Exercise description: Examine the material below and count the lines that hold the word "amount". Report only the number.
──────
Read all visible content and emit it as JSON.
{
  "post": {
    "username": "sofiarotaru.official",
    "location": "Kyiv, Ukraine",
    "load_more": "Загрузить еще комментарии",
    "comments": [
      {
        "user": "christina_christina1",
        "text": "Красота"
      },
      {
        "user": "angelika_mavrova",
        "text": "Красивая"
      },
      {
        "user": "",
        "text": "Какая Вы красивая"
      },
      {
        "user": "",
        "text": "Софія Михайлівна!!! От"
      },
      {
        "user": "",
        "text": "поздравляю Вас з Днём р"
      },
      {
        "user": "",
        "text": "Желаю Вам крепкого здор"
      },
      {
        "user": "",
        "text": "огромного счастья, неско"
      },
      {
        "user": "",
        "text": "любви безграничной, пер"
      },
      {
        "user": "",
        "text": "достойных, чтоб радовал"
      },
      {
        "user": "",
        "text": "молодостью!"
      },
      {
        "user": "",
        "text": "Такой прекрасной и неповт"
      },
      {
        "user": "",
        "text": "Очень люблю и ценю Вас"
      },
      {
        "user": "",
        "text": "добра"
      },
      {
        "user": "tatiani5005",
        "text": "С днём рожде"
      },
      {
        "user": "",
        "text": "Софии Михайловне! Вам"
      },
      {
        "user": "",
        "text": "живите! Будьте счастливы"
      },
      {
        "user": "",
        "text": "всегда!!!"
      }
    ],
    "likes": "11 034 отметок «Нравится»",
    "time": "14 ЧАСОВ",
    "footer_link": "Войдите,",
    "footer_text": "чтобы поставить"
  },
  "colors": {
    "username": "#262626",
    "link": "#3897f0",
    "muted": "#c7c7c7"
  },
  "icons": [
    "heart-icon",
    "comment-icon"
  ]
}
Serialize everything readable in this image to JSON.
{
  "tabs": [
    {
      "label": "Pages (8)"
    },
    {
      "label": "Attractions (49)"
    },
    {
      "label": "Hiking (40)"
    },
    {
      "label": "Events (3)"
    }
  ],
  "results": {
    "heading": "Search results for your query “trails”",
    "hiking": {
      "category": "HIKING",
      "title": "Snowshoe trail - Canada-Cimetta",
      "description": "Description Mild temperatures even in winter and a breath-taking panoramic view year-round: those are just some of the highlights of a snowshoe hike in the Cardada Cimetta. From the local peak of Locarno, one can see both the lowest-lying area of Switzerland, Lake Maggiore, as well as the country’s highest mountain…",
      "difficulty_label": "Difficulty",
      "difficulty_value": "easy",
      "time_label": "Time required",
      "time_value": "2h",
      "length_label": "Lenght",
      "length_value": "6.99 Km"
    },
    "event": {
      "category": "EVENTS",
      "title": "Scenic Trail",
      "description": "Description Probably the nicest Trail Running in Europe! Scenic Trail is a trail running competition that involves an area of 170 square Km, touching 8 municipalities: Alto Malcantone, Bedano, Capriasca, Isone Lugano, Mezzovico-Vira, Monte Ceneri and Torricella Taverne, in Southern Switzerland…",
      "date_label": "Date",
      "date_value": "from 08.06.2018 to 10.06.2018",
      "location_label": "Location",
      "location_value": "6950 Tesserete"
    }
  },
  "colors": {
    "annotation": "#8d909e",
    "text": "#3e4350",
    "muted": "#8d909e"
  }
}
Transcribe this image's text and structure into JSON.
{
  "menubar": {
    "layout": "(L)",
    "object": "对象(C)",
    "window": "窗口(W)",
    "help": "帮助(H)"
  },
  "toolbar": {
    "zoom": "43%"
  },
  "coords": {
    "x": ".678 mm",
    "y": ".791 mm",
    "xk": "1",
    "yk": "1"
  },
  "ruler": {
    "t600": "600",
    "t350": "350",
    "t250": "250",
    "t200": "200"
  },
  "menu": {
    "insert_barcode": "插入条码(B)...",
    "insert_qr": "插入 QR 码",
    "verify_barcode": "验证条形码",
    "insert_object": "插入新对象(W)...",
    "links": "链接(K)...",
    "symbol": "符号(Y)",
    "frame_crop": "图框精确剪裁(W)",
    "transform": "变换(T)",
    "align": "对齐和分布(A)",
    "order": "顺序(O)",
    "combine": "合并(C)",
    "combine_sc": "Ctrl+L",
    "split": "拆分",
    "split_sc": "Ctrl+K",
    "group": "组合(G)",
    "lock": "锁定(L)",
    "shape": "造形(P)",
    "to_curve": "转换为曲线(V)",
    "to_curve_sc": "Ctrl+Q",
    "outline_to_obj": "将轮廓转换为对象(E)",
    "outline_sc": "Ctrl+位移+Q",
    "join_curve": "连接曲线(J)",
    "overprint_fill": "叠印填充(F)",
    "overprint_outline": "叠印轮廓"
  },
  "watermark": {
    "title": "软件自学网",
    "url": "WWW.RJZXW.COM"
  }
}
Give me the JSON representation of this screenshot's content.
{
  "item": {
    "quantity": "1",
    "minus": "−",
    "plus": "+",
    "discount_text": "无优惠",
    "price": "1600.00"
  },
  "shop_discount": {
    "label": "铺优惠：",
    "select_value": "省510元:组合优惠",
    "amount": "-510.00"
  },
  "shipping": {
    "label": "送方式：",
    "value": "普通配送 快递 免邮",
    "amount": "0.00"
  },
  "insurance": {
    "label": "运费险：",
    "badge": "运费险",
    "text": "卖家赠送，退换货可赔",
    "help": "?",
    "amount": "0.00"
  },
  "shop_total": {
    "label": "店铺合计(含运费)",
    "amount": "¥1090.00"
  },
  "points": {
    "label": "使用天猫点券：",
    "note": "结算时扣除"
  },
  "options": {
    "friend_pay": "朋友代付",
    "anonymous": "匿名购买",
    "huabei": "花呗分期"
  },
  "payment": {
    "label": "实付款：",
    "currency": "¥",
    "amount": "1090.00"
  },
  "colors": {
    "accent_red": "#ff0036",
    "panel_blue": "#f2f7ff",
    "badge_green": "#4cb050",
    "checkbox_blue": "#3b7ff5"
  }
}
──────
Answer to the problem: 5